◆ **EXERCISE OBJECTIVE**: In this exercise, print only the lines from the line with "Decode this image" to the last line of the data below, inclusive. Any pictures should be left out.

Records from a collection
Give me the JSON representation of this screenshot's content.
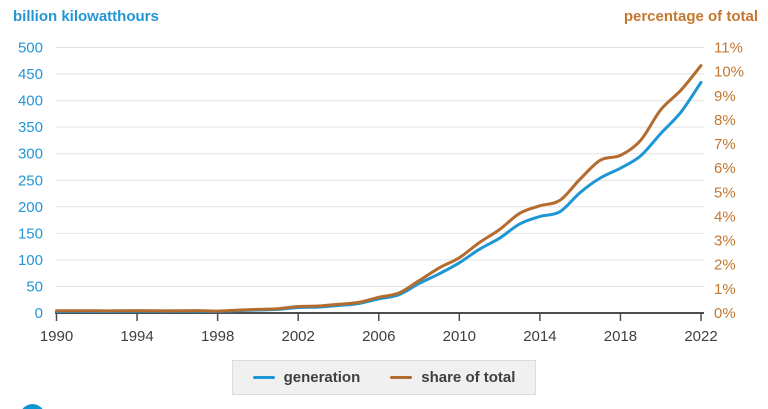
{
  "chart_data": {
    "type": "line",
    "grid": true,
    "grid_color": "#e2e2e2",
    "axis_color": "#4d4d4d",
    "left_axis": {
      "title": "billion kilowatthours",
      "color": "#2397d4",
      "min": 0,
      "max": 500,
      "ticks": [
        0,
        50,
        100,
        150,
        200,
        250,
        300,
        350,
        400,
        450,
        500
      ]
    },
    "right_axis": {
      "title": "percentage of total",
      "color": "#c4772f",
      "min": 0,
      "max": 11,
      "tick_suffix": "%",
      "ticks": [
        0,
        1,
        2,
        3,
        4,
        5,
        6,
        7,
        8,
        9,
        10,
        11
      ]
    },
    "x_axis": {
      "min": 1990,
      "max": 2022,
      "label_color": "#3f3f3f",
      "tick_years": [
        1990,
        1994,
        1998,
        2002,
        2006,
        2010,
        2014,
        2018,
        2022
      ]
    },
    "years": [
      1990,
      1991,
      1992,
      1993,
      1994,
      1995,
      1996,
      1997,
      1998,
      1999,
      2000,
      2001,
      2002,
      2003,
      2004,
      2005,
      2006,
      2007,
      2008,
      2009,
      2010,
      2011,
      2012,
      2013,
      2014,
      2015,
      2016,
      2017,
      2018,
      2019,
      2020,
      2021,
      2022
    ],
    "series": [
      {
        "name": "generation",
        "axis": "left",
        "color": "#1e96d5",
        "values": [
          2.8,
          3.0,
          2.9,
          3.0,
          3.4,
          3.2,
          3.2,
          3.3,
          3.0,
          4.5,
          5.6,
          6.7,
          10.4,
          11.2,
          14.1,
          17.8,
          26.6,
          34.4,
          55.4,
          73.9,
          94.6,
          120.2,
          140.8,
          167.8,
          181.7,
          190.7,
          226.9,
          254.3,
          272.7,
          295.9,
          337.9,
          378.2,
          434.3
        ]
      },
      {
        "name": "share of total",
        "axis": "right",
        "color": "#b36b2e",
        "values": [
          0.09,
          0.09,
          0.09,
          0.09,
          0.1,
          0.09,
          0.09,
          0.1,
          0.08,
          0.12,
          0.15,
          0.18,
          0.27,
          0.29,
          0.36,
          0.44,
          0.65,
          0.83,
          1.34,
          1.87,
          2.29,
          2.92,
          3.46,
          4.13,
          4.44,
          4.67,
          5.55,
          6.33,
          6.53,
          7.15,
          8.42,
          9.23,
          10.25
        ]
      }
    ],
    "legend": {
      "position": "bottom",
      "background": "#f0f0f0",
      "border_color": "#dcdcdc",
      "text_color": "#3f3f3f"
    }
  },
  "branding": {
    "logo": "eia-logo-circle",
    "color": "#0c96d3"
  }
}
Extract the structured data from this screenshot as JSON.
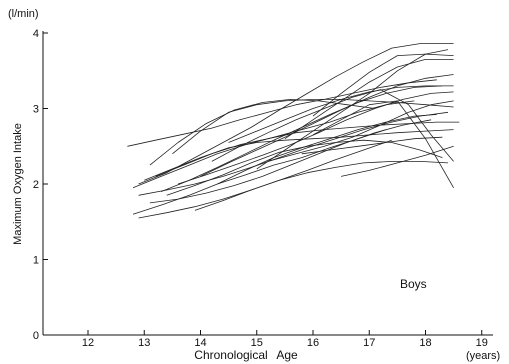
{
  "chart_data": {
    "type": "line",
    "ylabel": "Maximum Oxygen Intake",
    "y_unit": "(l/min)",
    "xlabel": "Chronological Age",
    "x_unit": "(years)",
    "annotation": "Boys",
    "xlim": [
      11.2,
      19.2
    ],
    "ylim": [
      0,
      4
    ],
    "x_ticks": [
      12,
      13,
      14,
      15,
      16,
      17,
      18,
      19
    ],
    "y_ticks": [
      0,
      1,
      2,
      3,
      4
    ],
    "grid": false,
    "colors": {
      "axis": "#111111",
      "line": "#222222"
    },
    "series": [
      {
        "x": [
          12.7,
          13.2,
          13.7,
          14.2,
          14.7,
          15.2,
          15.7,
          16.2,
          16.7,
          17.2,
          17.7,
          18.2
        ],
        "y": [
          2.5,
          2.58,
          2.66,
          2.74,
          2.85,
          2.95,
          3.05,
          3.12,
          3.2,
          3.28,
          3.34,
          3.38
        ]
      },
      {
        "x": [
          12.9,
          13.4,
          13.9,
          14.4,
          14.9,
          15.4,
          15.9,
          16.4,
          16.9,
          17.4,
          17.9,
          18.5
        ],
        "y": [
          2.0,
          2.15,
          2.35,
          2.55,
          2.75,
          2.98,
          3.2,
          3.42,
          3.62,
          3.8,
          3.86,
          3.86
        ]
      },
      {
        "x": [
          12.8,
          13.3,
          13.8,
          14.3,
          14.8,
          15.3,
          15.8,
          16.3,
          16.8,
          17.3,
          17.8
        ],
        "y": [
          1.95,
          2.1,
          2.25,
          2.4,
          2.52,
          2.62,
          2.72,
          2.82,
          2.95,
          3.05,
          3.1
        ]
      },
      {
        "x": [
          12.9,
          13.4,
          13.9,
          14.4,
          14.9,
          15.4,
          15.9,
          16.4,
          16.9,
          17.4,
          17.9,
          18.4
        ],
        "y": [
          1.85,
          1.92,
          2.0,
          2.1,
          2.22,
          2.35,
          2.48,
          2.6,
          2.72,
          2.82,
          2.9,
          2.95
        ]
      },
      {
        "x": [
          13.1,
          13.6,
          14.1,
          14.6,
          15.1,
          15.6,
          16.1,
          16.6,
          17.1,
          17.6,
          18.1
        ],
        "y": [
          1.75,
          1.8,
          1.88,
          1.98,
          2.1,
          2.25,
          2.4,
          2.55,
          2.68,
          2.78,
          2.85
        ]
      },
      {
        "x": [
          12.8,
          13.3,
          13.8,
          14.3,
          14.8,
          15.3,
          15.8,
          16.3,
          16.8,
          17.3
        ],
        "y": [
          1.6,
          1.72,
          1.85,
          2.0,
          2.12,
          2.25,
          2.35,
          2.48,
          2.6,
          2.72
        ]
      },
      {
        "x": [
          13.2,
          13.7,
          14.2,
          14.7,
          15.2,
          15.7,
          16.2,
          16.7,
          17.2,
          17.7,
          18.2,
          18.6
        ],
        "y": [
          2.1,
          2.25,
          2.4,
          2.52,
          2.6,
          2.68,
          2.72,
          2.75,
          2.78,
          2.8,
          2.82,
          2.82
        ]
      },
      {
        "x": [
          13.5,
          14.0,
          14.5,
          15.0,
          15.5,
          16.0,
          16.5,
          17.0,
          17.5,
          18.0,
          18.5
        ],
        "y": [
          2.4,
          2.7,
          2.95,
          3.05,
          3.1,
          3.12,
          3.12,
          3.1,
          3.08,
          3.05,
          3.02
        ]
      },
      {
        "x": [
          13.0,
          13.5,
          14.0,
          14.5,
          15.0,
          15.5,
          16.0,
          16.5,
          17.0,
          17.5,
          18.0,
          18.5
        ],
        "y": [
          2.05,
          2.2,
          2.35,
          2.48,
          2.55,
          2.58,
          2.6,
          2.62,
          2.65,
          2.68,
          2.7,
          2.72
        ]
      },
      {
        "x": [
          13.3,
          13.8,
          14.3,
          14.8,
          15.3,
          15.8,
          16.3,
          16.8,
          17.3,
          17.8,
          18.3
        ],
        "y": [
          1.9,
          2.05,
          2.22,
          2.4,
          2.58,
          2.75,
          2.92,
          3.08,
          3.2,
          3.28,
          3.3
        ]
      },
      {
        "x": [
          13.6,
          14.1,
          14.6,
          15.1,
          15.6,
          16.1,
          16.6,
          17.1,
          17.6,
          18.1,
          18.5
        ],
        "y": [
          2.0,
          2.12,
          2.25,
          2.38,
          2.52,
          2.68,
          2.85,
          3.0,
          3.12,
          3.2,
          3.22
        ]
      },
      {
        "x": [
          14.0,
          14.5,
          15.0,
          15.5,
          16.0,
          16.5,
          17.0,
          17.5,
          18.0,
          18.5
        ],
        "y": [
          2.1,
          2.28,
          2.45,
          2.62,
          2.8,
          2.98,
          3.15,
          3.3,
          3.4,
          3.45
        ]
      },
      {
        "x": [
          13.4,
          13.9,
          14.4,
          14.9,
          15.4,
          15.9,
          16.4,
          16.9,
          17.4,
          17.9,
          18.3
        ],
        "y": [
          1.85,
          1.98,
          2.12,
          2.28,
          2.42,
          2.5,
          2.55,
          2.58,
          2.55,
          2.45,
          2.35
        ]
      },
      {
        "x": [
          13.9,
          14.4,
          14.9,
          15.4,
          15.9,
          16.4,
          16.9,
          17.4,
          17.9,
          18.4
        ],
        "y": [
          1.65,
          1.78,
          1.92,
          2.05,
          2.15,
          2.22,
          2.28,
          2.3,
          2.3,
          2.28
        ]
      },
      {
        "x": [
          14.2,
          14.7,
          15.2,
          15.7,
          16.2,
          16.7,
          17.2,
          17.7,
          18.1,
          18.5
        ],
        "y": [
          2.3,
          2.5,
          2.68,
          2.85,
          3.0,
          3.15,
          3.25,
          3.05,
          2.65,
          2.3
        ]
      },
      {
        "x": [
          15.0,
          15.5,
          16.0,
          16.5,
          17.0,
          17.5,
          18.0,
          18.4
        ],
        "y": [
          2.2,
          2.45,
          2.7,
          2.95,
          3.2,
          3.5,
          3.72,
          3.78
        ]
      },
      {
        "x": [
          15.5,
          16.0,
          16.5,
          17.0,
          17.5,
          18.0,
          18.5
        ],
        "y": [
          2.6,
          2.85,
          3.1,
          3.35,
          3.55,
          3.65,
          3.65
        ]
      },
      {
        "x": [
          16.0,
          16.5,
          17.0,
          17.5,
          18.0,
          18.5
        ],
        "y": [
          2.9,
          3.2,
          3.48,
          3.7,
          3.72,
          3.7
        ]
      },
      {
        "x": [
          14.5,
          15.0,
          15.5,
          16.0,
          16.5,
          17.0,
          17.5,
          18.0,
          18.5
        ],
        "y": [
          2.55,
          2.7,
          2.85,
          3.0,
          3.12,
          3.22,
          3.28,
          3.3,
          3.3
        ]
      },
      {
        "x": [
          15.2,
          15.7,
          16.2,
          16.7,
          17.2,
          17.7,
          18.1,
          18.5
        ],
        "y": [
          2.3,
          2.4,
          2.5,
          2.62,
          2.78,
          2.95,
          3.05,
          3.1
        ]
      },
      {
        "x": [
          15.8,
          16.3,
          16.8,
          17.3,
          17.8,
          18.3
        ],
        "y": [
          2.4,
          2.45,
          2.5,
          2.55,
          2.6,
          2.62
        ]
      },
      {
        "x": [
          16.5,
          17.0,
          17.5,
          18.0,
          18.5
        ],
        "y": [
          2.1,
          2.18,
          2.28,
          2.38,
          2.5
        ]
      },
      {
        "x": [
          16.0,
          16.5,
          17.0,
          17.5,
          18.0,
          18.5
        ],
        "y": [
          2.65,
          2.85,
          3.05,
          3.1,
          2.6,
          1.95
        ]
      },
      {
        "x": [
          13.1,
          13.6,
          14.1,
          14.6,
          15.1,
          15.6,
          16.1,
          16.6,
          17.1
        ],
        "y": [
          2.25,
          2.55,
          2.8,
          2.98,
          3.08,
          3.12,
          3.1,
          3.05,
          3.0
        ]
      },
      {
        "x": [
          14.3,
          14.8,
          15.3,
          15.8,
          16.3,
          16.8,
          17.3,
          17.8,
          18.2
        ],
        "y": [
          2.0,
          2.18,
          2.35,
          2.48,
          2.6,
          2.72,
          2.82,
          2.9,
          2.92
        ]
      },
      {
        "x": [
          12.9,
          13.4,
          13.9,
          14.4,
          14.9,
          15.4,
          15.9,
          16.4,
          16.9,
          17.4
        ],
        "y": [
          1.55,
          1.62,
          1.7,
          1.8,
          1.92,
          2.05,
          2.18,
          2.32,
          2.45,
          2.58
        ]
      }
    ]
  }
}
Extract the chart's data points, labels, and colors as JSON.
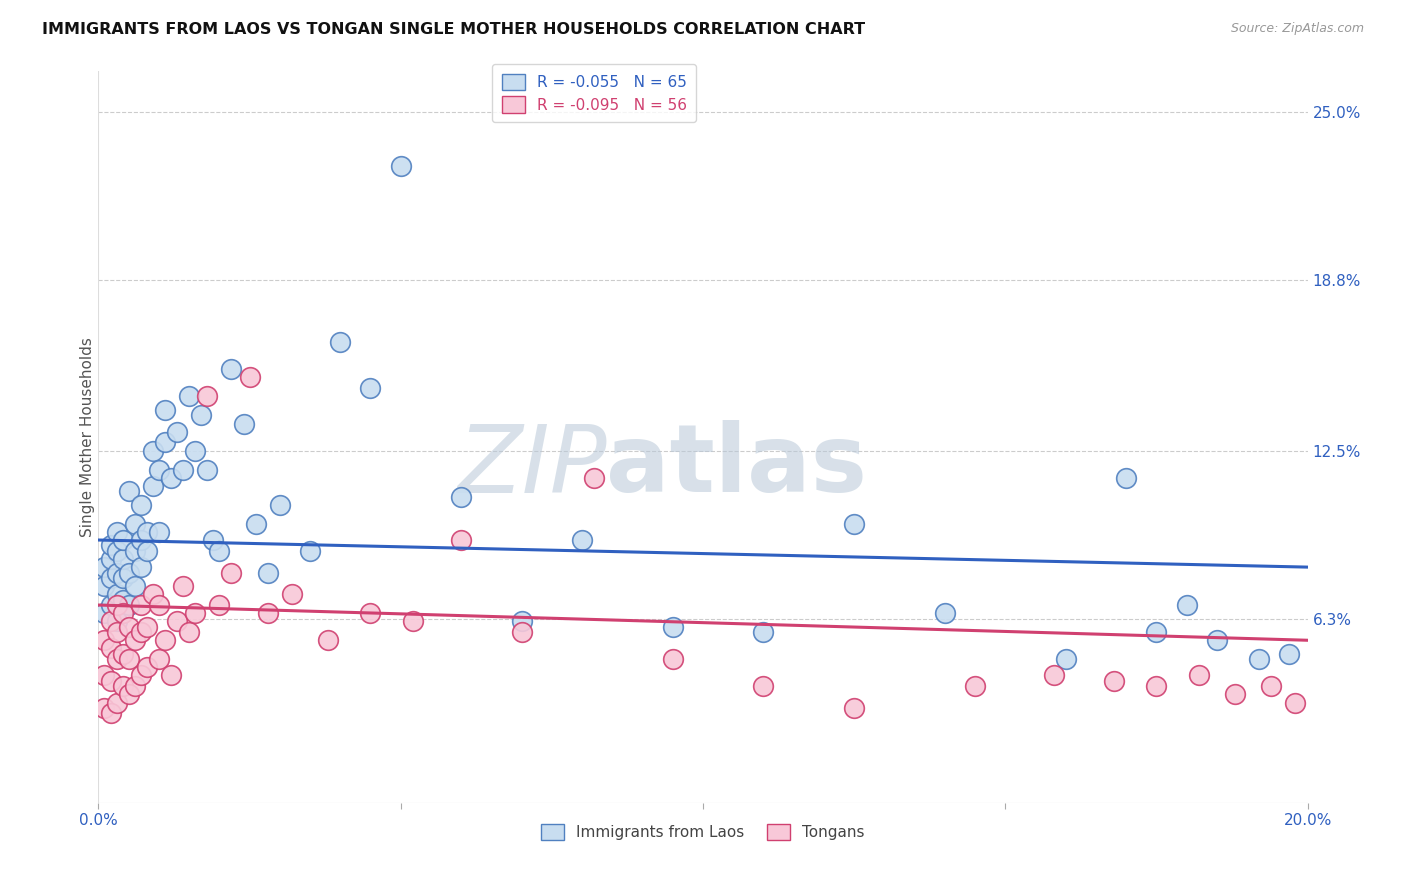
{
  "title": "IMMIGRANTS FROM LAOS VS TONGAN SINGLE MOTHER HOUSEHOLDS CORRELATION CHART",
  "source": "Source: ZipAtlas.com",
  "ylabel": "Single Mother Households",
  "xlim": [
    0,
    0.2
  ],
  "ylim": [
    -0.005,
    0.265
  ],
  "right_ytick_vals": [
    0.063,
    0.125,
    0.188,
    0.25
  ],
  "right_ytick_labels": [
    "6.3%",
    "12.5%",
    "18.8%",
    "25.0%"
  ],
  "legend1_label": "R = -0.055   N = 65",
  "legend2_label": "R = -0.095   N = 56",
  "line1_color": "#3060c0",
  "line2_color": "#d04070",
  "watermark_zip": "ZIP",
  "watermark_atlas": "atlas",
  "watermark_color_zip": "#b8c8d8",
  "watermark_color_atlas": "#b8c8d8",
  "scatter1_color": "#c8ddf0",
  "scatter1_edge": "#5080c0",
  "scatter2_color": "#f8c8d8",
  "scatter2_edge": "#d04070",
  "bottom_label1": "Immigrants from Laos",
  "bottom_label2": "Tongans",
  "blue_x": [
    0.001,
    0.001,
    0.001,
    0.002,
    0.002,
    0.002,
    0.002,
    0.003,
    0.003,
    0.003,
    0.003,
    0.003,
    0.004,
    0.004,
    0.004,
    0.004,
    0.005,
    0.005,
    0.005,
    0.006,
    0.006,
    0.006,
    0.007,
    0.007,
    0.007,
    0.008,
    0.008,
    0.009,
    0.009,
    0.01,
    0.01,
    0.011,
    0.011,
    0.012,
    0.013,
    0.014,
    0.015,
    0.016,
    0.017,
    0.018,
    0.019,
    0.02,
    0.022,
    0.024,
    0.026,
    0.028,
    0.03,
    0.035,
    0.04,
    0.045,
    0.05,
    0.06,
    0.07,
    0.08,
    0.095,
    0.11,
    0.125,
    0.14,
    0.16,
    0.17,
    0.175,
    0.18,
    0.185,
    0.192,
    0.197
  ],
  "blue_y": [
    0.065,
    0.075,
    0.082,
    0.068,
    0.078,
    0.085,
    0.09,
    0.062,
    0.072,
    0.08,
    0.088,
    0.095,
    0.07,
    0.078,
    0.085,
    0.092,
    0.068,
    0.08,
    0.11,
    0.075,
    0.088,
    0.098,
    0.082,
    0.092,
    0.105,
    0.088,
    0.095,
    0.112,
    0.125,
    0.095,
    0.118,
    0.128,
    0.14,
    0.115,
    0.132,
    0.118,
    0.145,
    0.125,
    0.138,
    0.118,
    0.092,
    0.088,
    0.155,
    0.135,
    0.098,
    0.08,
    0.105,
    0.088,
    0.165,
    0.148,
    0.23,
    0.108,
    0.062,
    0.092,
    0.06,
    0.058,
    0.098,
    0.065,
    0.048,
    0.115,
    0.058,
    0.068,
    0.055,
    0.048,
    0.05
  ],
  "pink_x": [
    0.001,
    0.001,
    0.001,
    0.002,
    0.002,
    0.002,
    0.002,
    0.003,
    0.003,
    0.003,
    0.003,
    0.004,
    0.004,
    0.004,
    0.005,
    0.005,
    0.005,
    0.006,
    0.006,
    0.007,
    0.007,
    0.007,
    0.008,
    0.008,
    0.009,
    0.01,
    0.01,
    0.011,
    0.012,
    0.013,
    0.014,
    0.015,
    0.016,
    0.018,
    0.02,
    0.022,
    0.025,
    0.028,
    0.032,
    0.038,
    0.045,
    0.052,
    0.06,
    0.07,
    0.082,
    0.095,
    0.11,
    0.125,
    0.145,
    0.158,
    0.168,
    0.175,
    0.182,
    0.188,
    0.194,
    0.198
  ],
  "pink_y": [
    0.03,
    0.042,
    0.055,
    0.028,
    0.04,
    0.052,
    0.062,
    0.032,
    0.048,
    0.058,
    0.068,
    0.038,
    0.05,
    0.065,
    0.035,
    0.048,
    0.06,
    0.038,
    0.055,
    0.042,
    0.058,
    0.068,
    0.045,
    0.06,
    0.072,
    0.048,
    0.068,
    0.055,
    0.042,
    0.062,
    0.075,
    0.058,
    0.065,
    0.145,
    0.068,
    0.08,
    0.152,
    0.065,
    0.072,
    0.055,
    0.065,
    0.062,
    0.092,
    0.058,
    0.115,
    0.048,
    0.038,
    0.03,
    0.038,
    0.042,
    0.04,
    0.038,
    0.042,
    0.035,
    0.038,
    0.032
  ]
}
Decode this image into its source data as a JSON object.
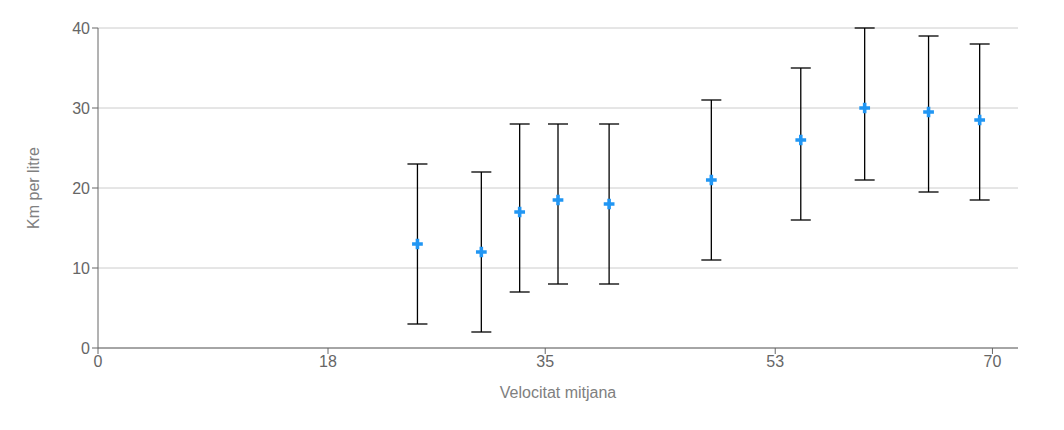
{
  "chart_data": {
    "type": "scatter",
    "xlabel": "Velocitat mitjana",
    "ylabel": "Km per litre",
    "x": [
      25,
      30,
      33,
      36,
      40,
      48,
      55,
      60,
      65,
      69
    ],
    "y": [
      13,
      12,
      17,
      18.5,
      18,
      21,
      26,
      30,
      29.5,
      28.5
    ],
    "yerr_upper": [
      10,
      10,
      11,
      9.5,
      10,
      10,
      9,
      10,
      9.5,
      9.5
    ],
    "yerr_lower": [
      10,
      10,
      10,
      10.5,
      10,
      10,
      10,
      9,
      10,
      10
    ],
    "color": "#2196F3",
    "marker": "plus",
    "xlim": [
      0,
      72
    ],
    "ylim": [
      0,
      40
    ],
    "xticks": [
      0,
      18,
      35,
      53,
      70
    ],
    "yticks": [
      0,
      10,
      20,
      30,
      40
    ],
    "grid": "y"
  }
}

◆ **EXERCISE RESULT**:
Decode this image into its source data as a JSON object.
{
  "chart_data": {
    "type": "scatter",
    "xlabel": "Velocitat mitjana",
    "ylabel": "Km per litre",
    "x": [
      25,
      30,
      33,
      36,
      40,
      48,
      55,
      60,
      65,
      69
    ],
    "y": [
      13,
      12,
      17,
      18.5,
      18,
      21,
      26,
      30,
      29.5,
      28.5
    ],
    "yerr_upper": [
      10,
      10,
      11,
      9.5,
      10,
      10,
      9,
      10,
      9.5,
      9.5
    ],
    "yerr_lower": [
      10,
      10,
      10,
      10.5,
      10,
      10,
      10,
      9,
      10,
      10
    ],
    "color": "#2196F3",
    "marker": "plus",
    "xlim": [
      0,
      72
    ],
    "ylim": [
      0,
      40
    ],
    "xticks": [
      0,
      18,
      35,
      53,
      70
    ],
    "yticks": [
      0,
      10,
      20,
      30,
      40
    ],
    "grid": "y"
  }
}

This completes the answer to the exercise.